The request: Locate each line with the string "Stretch" in the listing below and copy it.

[Stored entries]
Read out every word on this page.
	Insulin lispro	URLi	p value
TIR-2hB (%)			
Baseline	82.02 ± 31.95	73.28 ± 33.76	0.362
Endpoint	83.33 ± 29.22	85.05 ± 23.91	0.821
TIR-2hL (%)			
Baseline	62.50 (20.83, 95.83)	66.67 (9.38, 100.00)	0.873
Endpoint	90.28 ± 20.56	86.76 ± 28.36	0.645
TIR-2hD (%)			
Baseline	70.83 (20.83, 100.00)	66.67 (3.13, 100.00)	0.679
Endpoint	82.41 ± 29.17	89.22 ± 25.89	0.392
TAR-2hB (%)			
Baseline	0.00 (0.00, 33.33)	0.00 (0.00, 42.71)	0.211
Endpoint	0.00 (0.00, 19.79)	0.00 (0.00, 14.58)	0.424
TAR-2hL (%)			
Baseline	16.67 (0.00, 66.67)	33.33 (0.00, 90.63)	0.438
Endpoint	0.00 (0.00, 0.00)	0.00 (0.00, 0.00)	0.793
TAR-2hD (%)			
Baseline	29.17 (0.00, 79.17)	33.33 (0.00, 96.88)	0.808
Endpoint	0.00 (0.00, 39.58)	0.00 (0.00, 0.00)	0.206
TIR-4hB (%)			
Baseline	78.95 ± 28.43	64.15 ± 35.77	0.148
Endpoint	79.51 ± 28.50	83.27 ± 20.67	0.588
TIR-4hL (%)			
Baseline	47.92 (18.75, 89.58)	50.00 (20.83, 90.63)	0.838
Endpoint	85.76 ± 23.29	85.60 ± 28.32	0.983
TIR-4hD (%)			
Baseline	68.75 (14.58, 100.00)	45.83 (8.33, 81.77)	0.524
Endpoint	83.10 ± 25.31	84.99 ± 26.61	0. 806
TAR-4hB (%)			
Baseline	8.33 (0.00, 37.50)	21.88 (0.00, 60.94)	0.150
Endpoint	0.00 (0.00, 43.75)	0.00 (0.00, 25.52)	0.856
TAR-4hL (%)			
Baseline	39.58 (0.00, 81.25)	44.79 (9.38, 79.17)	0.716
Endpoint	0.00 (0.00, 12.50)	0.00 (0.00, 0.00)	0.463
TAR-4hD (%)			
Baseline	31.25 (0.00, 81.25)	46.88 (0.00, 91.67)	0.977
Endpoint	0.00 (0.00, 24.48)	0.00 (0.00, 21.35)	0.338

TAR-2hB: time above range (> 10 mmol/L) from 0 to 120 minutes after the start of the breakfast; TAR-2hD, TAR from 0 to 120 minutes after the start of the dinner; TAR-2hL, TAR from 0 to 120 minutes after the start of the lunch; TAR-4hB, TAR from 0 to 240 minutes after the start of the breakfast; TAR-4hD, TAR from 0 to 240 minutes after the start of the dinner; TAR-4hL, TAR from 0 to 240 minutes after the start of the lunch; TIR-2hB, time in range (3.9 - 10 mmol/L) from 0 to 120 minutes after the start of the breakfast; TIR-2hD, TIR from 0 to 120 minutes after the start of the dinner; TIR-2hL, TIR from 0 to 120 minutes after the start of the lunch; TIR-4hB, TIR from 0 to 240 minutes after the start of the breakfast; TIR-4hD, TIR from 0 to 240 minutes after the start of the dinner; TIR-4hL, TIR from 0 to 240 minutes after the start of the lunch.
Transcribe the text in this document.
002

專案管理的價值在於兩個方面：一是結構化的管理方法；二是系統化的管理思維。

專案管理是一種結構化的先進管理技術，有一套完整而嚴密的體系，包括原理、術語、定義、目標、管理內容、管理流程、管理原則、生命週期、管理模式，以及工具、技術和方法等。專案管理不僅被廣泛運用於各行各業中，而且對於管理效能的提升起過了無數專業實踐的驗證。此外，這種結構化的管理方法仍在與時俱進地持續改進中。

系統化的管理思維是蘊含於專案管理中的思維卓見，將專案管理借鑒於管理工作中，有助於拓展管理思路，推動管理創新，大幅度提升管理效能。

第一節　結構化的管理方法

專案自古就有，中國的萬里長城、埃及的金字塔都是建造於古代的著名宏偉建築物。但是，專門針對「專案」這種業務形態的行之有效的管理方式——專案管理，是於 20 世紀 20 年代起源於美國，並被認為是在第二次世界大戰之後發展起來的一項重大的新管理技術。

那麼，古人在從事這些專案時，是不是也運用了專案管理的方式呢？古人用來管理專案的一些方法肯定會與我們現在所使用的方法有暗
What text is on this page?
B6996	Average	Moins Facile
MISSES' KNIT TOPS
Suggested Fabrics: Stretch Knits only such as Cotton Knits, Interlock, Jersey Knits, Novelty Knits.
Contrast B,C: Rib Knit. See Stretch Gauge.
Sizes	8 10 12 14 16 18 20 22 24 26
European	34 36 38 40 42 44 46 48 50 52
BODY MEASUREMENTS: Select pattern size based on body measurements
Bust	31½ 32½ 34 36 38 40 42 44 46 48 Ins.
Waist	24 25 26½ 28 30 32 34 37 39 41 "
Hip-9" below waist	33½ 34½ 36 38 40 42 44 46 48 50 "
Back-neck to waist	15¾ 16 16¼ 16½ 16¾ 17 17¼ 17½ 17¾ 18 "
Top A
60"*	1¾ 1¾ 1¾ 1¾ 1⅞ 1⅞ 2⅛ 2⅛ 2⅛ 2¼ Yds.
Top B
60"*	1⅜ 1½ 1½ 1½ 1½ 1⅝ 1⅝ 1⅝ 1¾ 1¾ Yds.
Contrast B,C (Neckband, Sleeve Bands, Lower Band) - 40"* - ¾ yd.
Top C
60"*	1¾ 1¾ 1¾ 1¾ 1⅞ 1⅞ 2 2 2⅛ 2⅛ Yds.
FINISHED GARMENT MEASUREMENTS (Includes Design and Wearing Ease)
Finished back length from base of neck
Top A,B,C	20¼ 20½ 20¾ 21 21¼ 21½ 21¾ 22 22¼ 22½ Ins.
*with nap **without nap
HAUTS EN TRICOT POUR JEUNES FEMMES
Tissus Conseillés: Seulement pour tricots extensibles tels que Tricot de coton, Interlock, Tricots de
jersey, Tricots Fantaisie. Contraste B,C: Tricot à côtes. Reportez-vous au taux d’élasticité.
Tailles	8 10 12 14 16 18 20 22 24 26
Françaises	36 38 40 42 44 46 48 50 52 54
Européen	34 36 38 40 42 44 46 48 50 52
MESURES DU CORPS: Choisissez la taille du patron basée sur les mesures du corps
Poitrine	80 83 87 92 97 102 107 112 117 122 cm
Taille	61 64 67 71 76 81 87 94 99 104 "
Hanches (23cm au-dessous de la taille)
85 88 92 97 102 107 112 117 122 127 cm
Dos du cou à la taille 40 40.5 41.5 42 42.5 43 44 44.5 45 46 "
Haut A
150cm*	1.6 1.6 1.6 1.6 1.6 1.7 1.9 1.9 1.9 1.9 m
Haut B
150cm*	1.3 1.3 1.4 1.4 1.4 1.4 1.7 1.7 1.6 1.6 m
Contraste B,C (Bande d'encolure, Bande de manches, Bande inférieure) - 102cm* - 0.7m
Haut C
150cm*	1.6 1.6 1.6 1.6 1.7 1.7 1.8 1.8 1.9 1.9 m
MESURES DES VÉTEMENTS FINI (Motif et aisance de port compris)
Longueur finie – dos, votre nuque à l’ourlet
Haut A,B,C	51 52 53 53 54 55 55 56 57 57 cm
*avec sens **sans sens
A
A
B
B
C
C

Output below:
Suggested Fabrics: Stretch Knits only such as Cotton Knits, Interlock, Jersey Knits, Novelty Knits.
Contrast B,C: Rib Knit. See Stretch Gauge.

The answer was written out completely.